## What is expected
Copy every entry word for word, but skip the pictures.

--- Begin ---

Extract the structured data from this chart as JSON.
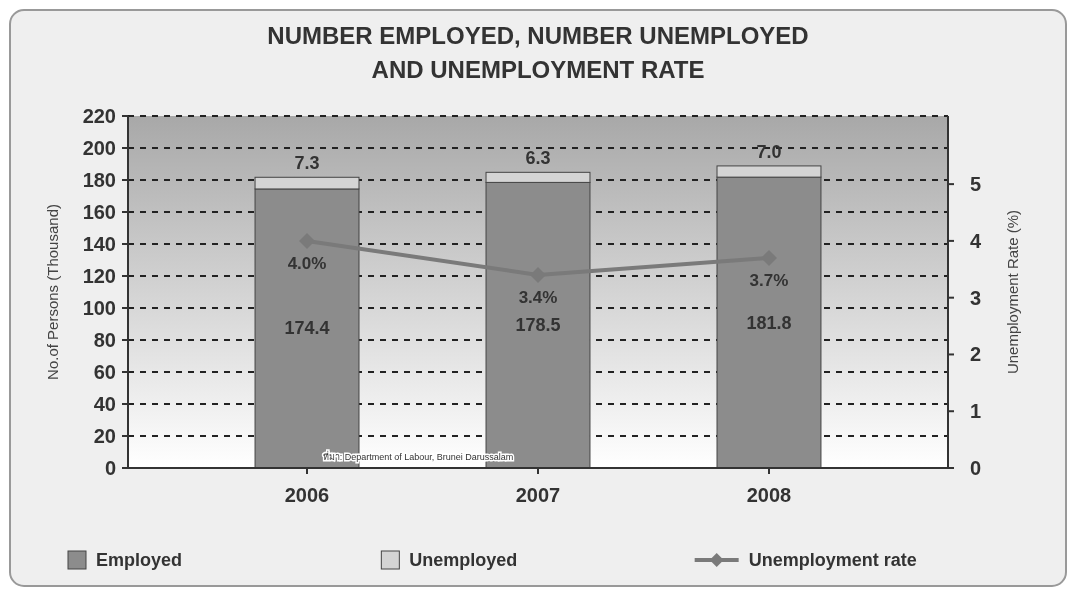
{
  "chart_data": {
    "type": "bar",
    "title": "NUMBER EMPLOYED, NUMBER UNEMPLOYED\nAND UNEMPLOYMENT RATE",
    "ylabel": "No.of Persons (Thousand)",
    "y2label": "Unemployment Rate (%)",
    "categories": [
      "2006",
      "2007",
      "2008"
    ],
    "stacked": true,
    "series": [
      {
        "name": "Employed",
        "color": "#8c8c8c",
        "values": [
          174.4,
          178.5,
          181.8
        ],
        "value_labels": [
          "174.4",
          "178.5",
          "181.8"
        ]
      },
      {
        "name": "Unemployed",
        "color": "#d4d4d4",
        "values": [
          7.3,
          6.3,
          7.0
        ],
        "value_labels": [
          "7.3",
          "6.3",
          "7.0"
        ]
      },
      {
        "name": "Unemployment rate",
        "type": "line",
        "axis": "y2",
        "color": "#7a7a7a",
        "marker": "diamond",
        "values": [
          4.0,
          3.4,
          3.7
        ],
        "value_labels": [
          "4.0%",
          "3.4%",
          "3.7%"
        ]
      }
    ],
    "ylim": [
      0,
      220
    ],
    "yticks": [
      0,
      20,
      40,
      60,
      80,
      100,
      120,
      140,
      160,
      180,
      200,
      220
    ],
    "y2lim": [
      0,
      6.2
    ],
    "y2ticks": [
      0,
      1,
      2,
      3,
      4,
      5
    ],
    "grid": "y",
    "legend": "bottom",
    "annotations": [
      "ที่มา: Department of Labour, Brunei Darussalam"
    ]
  }
}
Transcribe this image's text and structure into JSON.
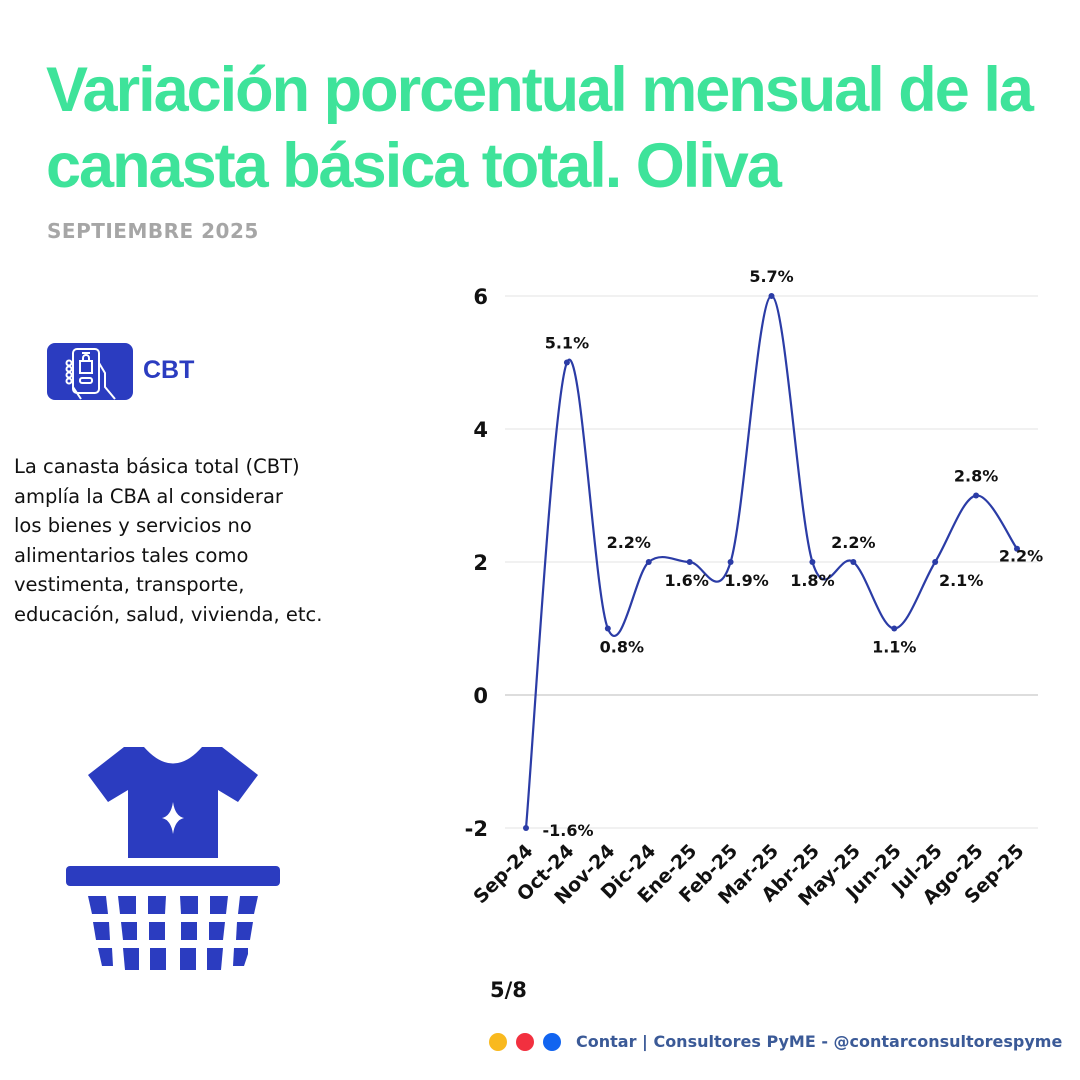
{
  "header": {
    "title": "Variación porcentual mensual de la canasta básica total.  Oliva",
    "subtitle": "SEPTIEMBRE 2025"
  },
  "sidebar": {
    "badge_label": "CBT",
    "badge_icon": "phone-shopping-bag-icon",
    "description": "La canasta básica total (CBT)\n amplía la CBA al considerar\nlos bienes y servicios no\nalimentarios tales como\nvestimenta, transporte,\neducación, salud, vivienda, etc.",
    "illustration": "shirt-in-basket-icon"
  },
  "page_number": "5/8",
  "footer": {
    "dots": [
      "#f9b91e",
      "#f2303f",
      "#1164f0"
    ],
    "text": "Contar | Consultores PyME - @contarconsultorespyme"
  },
  "colors": {
    "title": "#3ee39a",
    "accent": "#2b3cc0",
    "line": "#2b3ca6"
  },
  "chart_data": {
    "type": "line",
    "title": "",
    "xlabel": "",
    "ylabel": "",
    "categories": [
      "Sep-24",
      "Oct-24",
      "Nov-24",
      "Dic-24",
      "Ene-25",
      "Feb-25",
      "Mar-25",
      "Abr-25",
      "May-25",
      "Jun-25",
      "Jul-25",
      "Ago-25",
      "Sep-25"
    ],
    "values": [
      -2,
      5,
      1,
      2,
      2,
      2,
      6,
      2,
      2,
      1,
      2,
      3,
      2.2
    ],
    "data_labels": [
      "-1.6%",
      "5.1%",
      "0.8%",
      "2.2%",
      "1.6%",
      "1.9%",
      "5.7%",
      "1.8%",
      "2.2%",
      "1.1%",
      "2.1%",
      "2.8%",
      "2.2%"
    ],
    "label_placement": [
      "below",
      "above",
      "below",
      "above",
      "below",
      "below",
      "above",
      "below",
      "above",
      "below",
      "below",
      "above",
      "below"
    ],
    "yticks": [
      -2,
      0,
      2,
      4,
      6
    ],
    "ylim": [
      -2,
      6
    ],
    "grid": true,
    "legend": "none"
  }
}
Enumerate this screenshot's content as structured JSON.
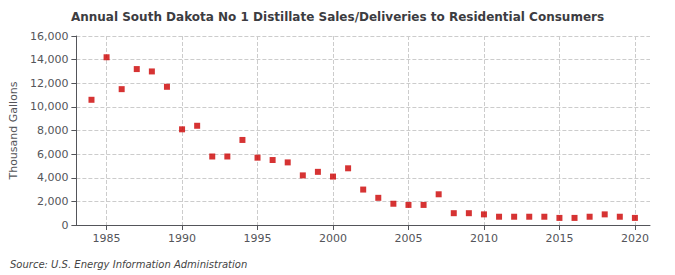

--- End ---

## Reply to the exercise
Extract the structured data from this chart as JSON.
{
  "chart_data": {
    "type": "bar",
    "title": "NUMBER EMPLOYED, NUMBER UNEMPLOYED\nAND UNEMPLOYMENT RATE",
    "ylabel": "No.of Persons (Thousand)",
    "y2label": "Unemployment Rate (%)",
    "categories": [
      "2006",
      "2007",
      "2008"
    ],
    "stacked": true,
    "series": [
      {
        "name": "Employed",
        "color": "#8c8c8c",
        "values": [
          174.4,
          178.5,
          181.8
        ],
        "value_labels": [
          "174.4",
          "178.5",
          "181.8"
        ]
      },
      {
        "name": "Unemployed",
        "color": "#d4d4d4",
        "values": [
          7.3,
          6.3,
          7.0
        ],
        "value_labels": [
          "7.3",
          "6.3",
          "7.0"
        ]
      },
      {
        "name": "Unemployment rate",
        "type": "line",
        "axis": "y2",
        "color": "#7a7a7a",
        "marker": "diamond",
        "values": [
          4.0,
          3.4,
          3.7
        ],
        "value_labels": [
          "4.0%",
          "3.4%",
          "3.7%"
        ]
      }
    ],
    "ylim": [
      0,
      220
    ],
    "yticks": [
      0,
      20,
      40,
      60,
      80,
      100,
      120,
      140,
      160,
      180,
      200,
      220
    ],
    "y2lim": [
      0,
      6.2
    ],
    "y2ticks": [
      0,
      1,
      2,
      3,
      4,
      5
    ],
    "grid": "y",
    "legend": "bottom",
    "annotations": [
      "ที่มา: Department of Labour, Brunei Darussalam"
    ]
  }
}
Transcribe this image's text and structure into JSON.
{
  "header": {
    "title": "Variación porcentual mensual de la canasta básica total.  Oliva",
    "subtitle": "SEPTIEMBRE 2025"
  },
  "sidebar": {
    "badge_label": "CBT",
    "badge_icon": "phone-shopping-bag-icon",
    "description": "La canasta básica total (CBT)\n amplía la CBA al considerar\nlos bienes y servicios no\nalimentarios tales como\nvestimenta, transporte,\neducación, salud, vivienda, etc.",
    "illustration": "shirt-in-basket-icon"
  },
  "page_number": "5/8",
  "footer": {
    "dots": [
      "#f9b91e",
      "#f2303f",
      "#1164f0"
    ],
    "text": "Contar | Consultores PyME - @contarconsultorespyme"
  },
  "colors": {
    "title": "#3ee39a",
    "accent": "#2b3cc0",
    "line": "#2b3ca6"
  },
  "chart_data": {
    "type": "line",
    "title": "",
    "xlabel": "",
    "ylabel": "",
    "categories": [
      "Sep-24",
      "Oct-24",
      "Nov-24",
      "Dic-24",
      "Ene-25",
      "Feb-25",
      "Mar-25",
      "Abr-25",
      "May-25",
      "Jun-25",
      "Jul-25",
      "Ago-25",
      "Sep-25"
    ],
    "values": [
      -2,
      5,
      1,
      2,
      2,
      2,
      6,
      2,
      2,
      1,
      2,
      3,
      2.2
    ],
    "data_labels": [
      "-1.6%",
      "5.1%",
      "0.8%",
      "2.2%",
      "1.6%",
      "1.9%",
      "5.7%",
      "1.8%",
      "2.2%",
      "1.1%",
      "2.1%",
      "2.8%",
      "2.2%"
    ],
    "label_placement": [
      "below",
      "above",
      "below",
      "above",
      "below",
      "below",
      "above",
      "below",
      "above",
      "below",
      "below",
      "above",
      "below"
    ],
    "yticks": [
      -2,
      0,
      2,
      4,
      6
    ],
    "ylim": [
      -2,
      6
    ],
    "grid": true,
    "legend": "none"
  }
}
Enumerate this screenshot's content as structured JSON.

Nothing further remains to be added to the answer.